### PROVIDED DATA
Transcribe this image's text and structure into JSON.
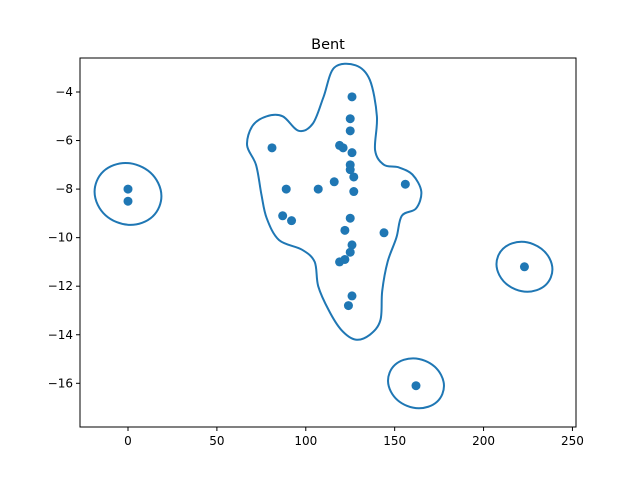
{
  "chart_data": {
    "type": "scatter",
    "title": "Bent",
    "xlabel": "",
    "ylabel": "",
    "xlim": [
      -27,
      252
    ],
    "ylim": [
      -17.8,
      -2.6
    ],
    "x_ticks": [
      0,
      50,
      100,
      150,
      200,
      250
    ],
    "y_ticks": [
      -4,
      -6,
      -8,
      -10,
      -12,
      -14,
      -16
    ],
    "x_tick_labels": [
      "0",
      "50",
      "100",
      "150",
      "200",
      "250"
    ],
    "y_tick_labels": [
      "−4",
      "−6",
      "−8",
      "−10",
      "−12",
      "−14",
      "−16"
    ],
    "grid": false,
    "colors": {
      "series": "#1f77b4"
    },
    "series": [
      {
        "points": [
          [
            0,
            -8.0
          ],
          [
            0,
            -8.5
          ],
          [
            126,
            -4.2
          ],
          [
            125,
            -5.1
          ],
          [
            125,
            -5.6
          ],
          [
            81,
            -6.3
          ],
          [
            119,
            -6.2
          ],
          [
            121,
            -6.3
          ],
          [
            126,
            -6.5
          ],
          [
            125,
            -7.0
          ],
          [
            125,
            -7.2
          ],
          [
            127,
            -7.5
          ],
          [
            116,
            -7.7
          ],
          [
            127,
            -8.1
          ],
          [
            107,
            -8.0
          ],
          [
            89,
            -8.0
          ],
          [
            156,
            -7.8
          ],
          [
            87,
            -9.1
          ],
          [
            92,
            -9.3
          ],
          [
            125,
            -9.2
          ],
          [
            122,
            -9.7
          ],
          [
            144,
            -9.8
          ],
          [
            126,
            -10.3
          ],
          [
            125,
            -10.6
          ],
          [
            122,
            -10.9
          ],
          [
            119,
            -11.0
          ],
          [
            223,
            -11.2
          ],
          [
            126,
            -12.4
          ],
          [
            124,
            -12.8
          ],
          [
            162,
            -16.1
          ]
        ]
      }
    ],
    "contours": [
      {
        "points": [
          [
            128,
            -2.9
          ],
          [
            136,
            -3.5
          ],
          [
            140,
            -5.0
          ],
          [
            139,
            -6.4
          ],
          [
            144,
            -7.0
          ],
          [
            152,
            -7.1
          ],
          [
            160,
            -7.4
          ],
          [
            165,
            -8.1
          ],
          [
            162,
            -8.8
          ],
          [
            154,
            -9.1
          ],
          [
            151,
            -10.0
          ],
          [
            146,
            -11.0
          ],
          [
            143,
            -12.2
          ],
          [
            142,
            -13.4
          ],
          [
            136,
            -14.0
          ],
          [
            128,
            -14.2
          ],
          [
            120,
            -13.8
          ],
          [
            113,
            -13.0
          ],
          [
            107,
            -12.0
          ],
          [
            105,
            -11.0
          ],
          [
            98,
            -10.5
          ],
          [
            85,
            -10.1
          ],
          [
            78,
            -9.2
          ],
          [
            75,
            -8.2
          ],
          [
            72,
            -7.0
          ],
          [
            67,
            -6.2
          ],
          [
            70,
            -5.4
          ],
          [
            78,
            -5.0
          ],
          [
            87,
            -5.0
          ],
          [
            96,
            -5.6
          ],
          [
            104,
            -5.3
          ],
          [
            110,
            -4.2
          ],
          [
            116,
            -3.0
          ]
        ]
      },
      {
        "ellipse": {
          "cx": 0,
          "cy": -8.2,
          "rx": 19,
          "ry": 1.25
        }
      },
      {
        "ellipse": {
          "cx": 223,
          "cy": -11.2,
          "rx": 16,
          "ry": 1.0
        }
      },
      {
        "ellipse": {
          "cx": 162,
          "cy": -16.0,
          "rx": 16,
          "ry": 1.0
        }
      }
    ]
  }
}
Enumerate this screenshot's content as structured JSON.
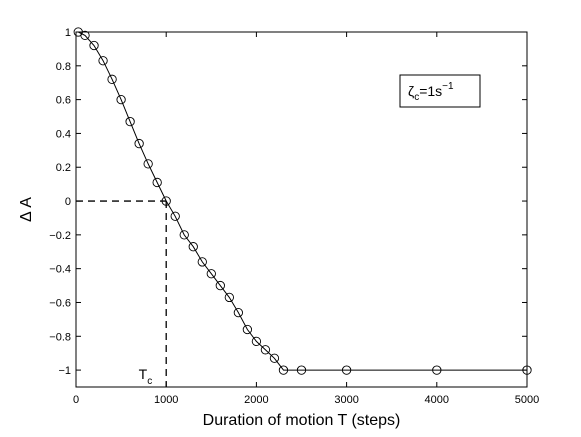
{
  "chart_data": {
    "type": "line",
    "xlabel": "Duration of motion T (steps)",
    "ylabel": "Δ A",
    "xlim": [
      0,
      5000
    ],
    "ylim": [
      -1.1,
      1
    ],
    "x_ticks": [
      0,
      1000,
      2000,
      3000,
      4000,
      5000
    ],
    "x_tick_labels": [
      "0",
      "1000",
      "2000",
      "3000",
      "4000",
      "5000"
    ],
    "y_ticks": [
      1,
      0.8,
      0.6,
      0.4,
      0.2,
      0,
      -0.2,
      -0.4,
      -0.6,
      -0.8,
      -1
    ],
    "y_tick_labels": [
      "1",
      "0.8",
      "0.6",
      "0.4",
      "0.2",
      "0",
      "−0.2",
      "−0.4",
      "−0.6",
      "−0.8",
      "−1"
    ],
    "grid": false,
    "legend_box": {
      "zeta": "ζ",
      "sub": "c",
      "value": "=1s",
      "exponent": "−1"
    },
    "annotation": {
      "text": "T",
      "sub": "c",
      "x": 1000,
      "y": 0
    },
    "series": [
      {
        "marker": "circle-open",
        "x": [
          25,
          100,
          200,
          300,
          400,
          500,
          600,
          700,
          800,
          900,
          1000,
          1100,
          1200,
          1300,
          1400,
          1500,
          1600,
          1700,
          1800,
          1900,
          2000,
          2100,
          2200,
          2300,
          2500,
          3000,
          4000,
          5000
        ],
        "y": [
          1.0,
          0.98,
          0.92,
          0.83,
          0.72,
          0.6,
          0.47,
          0.34,
          0.22,
          0.11,
          0.0,
          -0.09,
          -0.2,
          -0.27,
          -0.36,
          -0.43,
          -0.5,
          -0.57,
          -0.66,
          -0.76,
          -0.83,
          -0.88,
          -0.93,
          -1.0,
          -1.0,
          -1.0,
          -1.0,
          -1.0
        ]
      }
    ]
  }
}
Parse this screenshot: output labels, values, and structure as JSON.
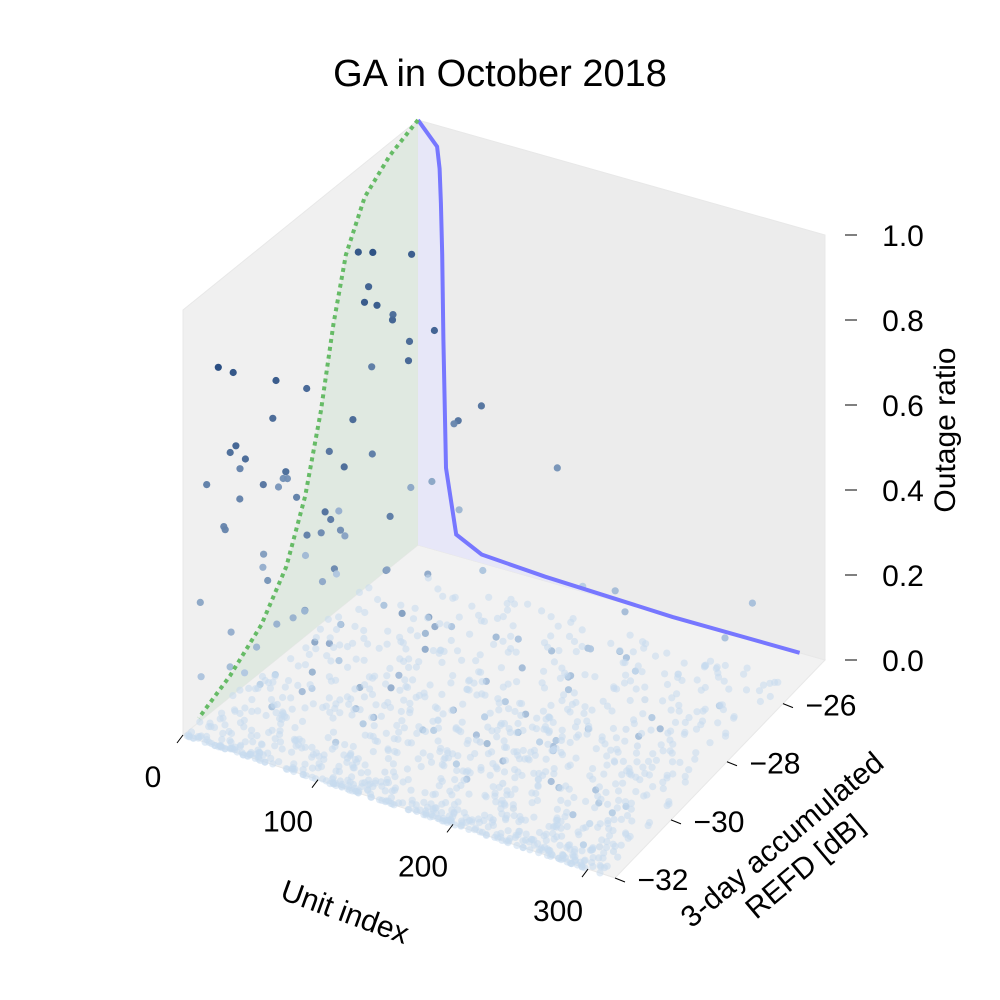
{
  "chart_data": {
    "type": "scatter",
    "title": "GA in October 2018",
    "projection": "3d",
    "xlabel": "Unit index",
    "ylabel": "3-day accumulated\nREFD [dB]",
    "zlabel": "Outage ratio",
    "xlim": [
      0,
      320
    ],
    "ylim": [
      -32,
      -24.5
    ],
    "zlim": [
      0,
      1
    ],
    "x_ticks": [
      "0",
      "100",
      "200",
      "300"
    ],
    "y_ticks": [
      "−32",
      "−30",
      "−28",
      "−26"
    ],
    "z_ticks": [
      "0.0",
      "0.2",
      "0.4",
      "0.6",
      "0.8",
      "1.0"
    ],
    "grid": false,
    "colors": {
      "scatter_low": "#c6dbef",
      "scatter_high": "#08306b",
      "curve_outage_vs_unit": "#7777ff",
      "fill_outage_vs_unit": "#e6e6fa",
      "curve_outage_vs_refd": "#66bb66",
      "fill_outage_vs_refd": "#dde8de"
    },
    "series": [
      {
        "type": "line",
        "plane": "x-z at y = -24.5",
        "x": [
          0,
          15,
          17,
          18,
          19,
          20,
          22,
          30,
          50,
          100,
          200,
          300
        ],
        "z": [
          1.0,
          0.95,
          0.9,
          0.82,
          0.7,
          0.5,
          0.2,
          0.05,
          0.02,
          0.01,
          0.0,
          0.0
        ]
      },
      {
        "type": "line",
        "style": "dotted",
        "plane": "y-z at x = 0",
        "y": [
          -24.5,
          -25.4,
          -26.2,
          -26.8,
          -27.2,
          -27.6,
          -28.1,
          -28.7,
          -29.5,
          -30.5,
          -31.5
        ],
        "z": [
          1.0,
          0.97,
          0.92,
          0.82,
          0.68,
          0.5,
          0.33,
          0.2,
          0.11,
          0.05,
          0.01
        ]
      }
    ],
    "points": {
      "description_of_pattern": "outage ratio high for low unit index; values near 0 spread over all units",
      "count": 1200
    }
  }
}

### EXERCISE
The listing above needs to be output again exactly. Don't include the pictures.

### TASK SOLUTION
Transcribe this image's text and structure into JSON.
{
  "chart_data": {
    "type": "scatter",
    "title": "Bent",
    "xlabel": "",
    "ylabel": "",
    "xlim": [
      -27,
      252
    ],
    "ylim": [
      -17.8,
      -2.6
    ],
    "x_ticks": [
      0,
      50,
      100,
      150,
      200,
      250
    ],
    "y_ticks": [
      -4,
      -6,
      -8,
      -10,
      -12,
      -14,
      -16
    ],
    "x_tick_labels": [
      "0",
      "50",
      "100",
      "150",
      "200",
      "250"
    ],
    "y_tick_labels": [
      "−4",
      "−6",
      "−8",
      "−10",
      "−12",
      "−14",
      "−16"
    ],
    "grid": false,
    "colors": {
      "series": "#1f77b4"
    },
    "series": [
      {
        "points": [
          [
            0,
            -8.0
          ],
          [
            0,
            -8.5
          ],
          [
            126,
            -4.2
          ],
          [
            125,
            -5.1
          ],
          [
            125,
            -5.6
          ],
          [
            81,
            -6.3
          ],
          [
            119,
            -6.2
          ],
          [
            121,
            -6.3
          ],
          [
            126,
            -6.5
          ],
          [
            125,
            -7.0
          ],
          [
            125,
            -7.2
          ],
          [
            127,
            -7.5
          ],
          [
            116,
            -7.7
          ],
          [
            127,
            -8.1
          ],
          [
            107,
            -8.0
          ],
          [
            89,
            -8.0
          ],
          [
            156,
            -7.8
          ],
          [
            87,
            -9.1
          ],
          [
            92,
            -9.3
          ],
          [
            125,
            -9.2
          ],
          [
            122,
            -9.7
          ],
          [
            144,
            -9.8
          ],
          [
            126,
            -10.3
          ],
          [
            125,
            -10.6
          ],
          [
            122,
            -10.9
          ],
          [
            119,
            -11.0
          ],
          [
            223,
            -11.2
          ],
          [
            126,
            -12.4
          ],
          [
            124,
            -12.8
          ],
          [
            162,
            -16.1
          ]
        ]
      }
    ],
    "contours": [
      {
        "points": [
          [
            128,
            -2.9
          ],
          [
            136,
            -3.5
          ],
          [
            140,
            -5.0
          ],
          [
            139,
            -6.4
          ],
          [
            144,
            -7.0
          ],
          [
            152,
            -7.1
          ],
          [
            160,
            -7.4
          ],
          [
            165,
            -8.1
          ],
          [
            162,
            -8.8
          ],
          [
            154,
            -9.1
          ],
          [
            151,
            -10.0
          ],
          [
            146,
            -11.0
          ],
          [
            143,
            -12.2
          ],
          [
            142,
            -13.4
          ],
          [
            136,
            -14.0
          ],
          [
            128,
            -14.2
          ],
          [
            120,
            -13.8
          ],
          [
            113,
            -13.0
          ],
          [
            107,
            -12.0
          ],
          [
            105,
            -11.0
          ],
          [
            98,
            -10.5
          ],
          [
            85,
            -10.1
          ],
          [
            78,
            -9.2
          ],
          [
            75,
            -8.2
          ],
          [
            72,
            -7.0
          ],
          [
            67,
            -6.2
          ],
          [
            70,
            -5.4
          ],
          [
            78,
            -5.0
          ],
          [
            87,
            -5.0
          ],
          [
            96,
            -5.6
          ],
          [
            104,
            -5.3
          ],
          [
            110,
            -4.2
          ],
          [
            116,
            -3.0
          ]
        ]
      },
      {
        "ellipse": {
          "cx": 0,
          "cy": -8.2,
          "rx": 19,
          "ry": 1.25
        }
      },
      {
        "ellipse": {
          "cx": 223,
          "cy": -11.2,
          "rx": 16,
          "ry": 1.0
        }
      },
      {
        "ellipse": {
          "cx": 162,
          "cy": -16.0,
          "rx": 16,
          "ry": 1.0
        }
      }
    ]
  }
}
Enumerate this screenshot's content as structured JSON.
{
  "chart_data": {
    "type": "line",
    "xlabel": "Duration of motion T (steps)",
    "ylabel": "Δ A",
    "xlim": [
      0,
      5000
    ],
    "ylim": [
      -1.1,
      1
    ],
    "x_ticks": [
      0,
      1000,
      2000,
      3000,
      4000,
      5000
    ],
    "x_tick_labels": [
      "0",
      "1000",
      "2000",
      "3000",
      "4000",
      "5000"
    ],
    "y_ticks": [
      1,
      0.8,
      0.6,
      0.4,
      0.2,
      0,
      -0.2,
      -0.4,
      -0.6,
      -0.8,
      -1
    ],
    "y_tick_labels": [
      "1",
      "0.8",
      "0.6",
      "0.4",
      "0.2",
      "0",
      "−0.2",
      "−0.4",
      "−0.6",
      "−0.8",
      "−1"
    ],
    "grid": false,
    "legend_box": {
      "zeta": "ζ",
      "sub": "c",
      "value": "=1s",
      "exponent": "−1"
    },
    "annotation": {
      "text": "T",
      "sub": "c",
      "x": 1000,
      "y": 0
    },
    "series": [
      {
        "marker": "circle-open",
        "x": [
          25,
          100,
          200,
          300,
          400,
          500,
          600,
          700,
          800,
          900,
          1000,
          1100,
          1200,
          1300,
          1400,
          1500,
          1600,
          1700,
          1800,
          1900,
          2000,
          2100,
          2200,
          2300,
          2500,
          3000,
          4000,
          5000
        ],
        "y": [
          1.0,
          0.98,
          0.92,
          0.83,
          0.72,
          0.6,
          0.47,
          0.34,
          0.22,
          0.11,
          0.0,
          -0.09,
          -0.2,
          -0.27,
          -0.36,
          -0.43,
          -0.5,
          -0.57,
          -0.66,
          -0.76,
          -0.83,
          -0.88,
          -0.93,
          -1.0,
          -1.0,
          -1.0,
          -1.0,
          -1.0
        ]
      }
    ]
  }
}
Parse this screenshot: output labels, values, and structure as JSON.
{
  "chart_data": {
    "type": "scatter",
    "title": "GA in October 2018",
    "projection": "3d",
    "xlabel": "Unit index",
    "ylabel": "3-day accumulated\nREFD [dB]",
    "zlabel": "Outage ratio",
    "xlim": [
      0,
      320
    ],
    "ylim": [
      -32,
      -24.5
    ],
    "zlim": [
      0,
      1
    ],
    "x_ticks": [
      "0",
      "100",
      "200",
      "300"
    ],
    "y_ticks": [
      "−32",
      "−30",
      "−28",
      "−26"
    ],
    "z_ticks": [
      "0.0",
      "0.2",
      "0.4",
      "0.6",
      "0.8",
      "1.0"
    ],
    "grid": false,
    "colors": {
      "scatter_low": "#c6dbef",
      "scatter_high": "#08306b",
      "curve_outage_vs_unit": "#7777ff",
      "fill_outage_vs_unit": "#e6e6fa",
      "curve_outage_vs_refd": "#66bb66",
      "fill_outage_vs_refd": "#dde8de"
    },
    "series": [
      {
        "type": "line",
        "plane": "x-z at y = -24.5",
        "x": [
          0,
          15,
          17,
          18,
          19,
          20,
          22,
          30,
          50,
          100,
          200,
          300
        ],
        "z": [
          1.0,
          0.95,
          0.9,
          0.82,
          0.7,
          0.5,
          0.2,
          0.05,
          0.02,
          0.01,
          0.0,
          0.0
        ]
      },
      {
        "type": "line",
        "style": "dotted",
        "plane": "y-z at x = 0",
        "y": [
          -24.5,
          -25.4,
          -26.2,
          -26.8,
          -27.2,
          -27.6,
          -28.1,
          -28.7,
          -29.5,
          -30.5,
          -31.5
        ],
        "z": [
          1.0,
          0.97,
          0.92,
          0.82,
          0.68,
          0.5,
          0.33,
          0.2,
          0.11,
          0.05,
          0.01
        ]
      }
    ],
    "points": {
      "description_of_pattern": "outage ratio high for low unit index; values near 0 spread over all units",
      "count": 1200
    }
  }
}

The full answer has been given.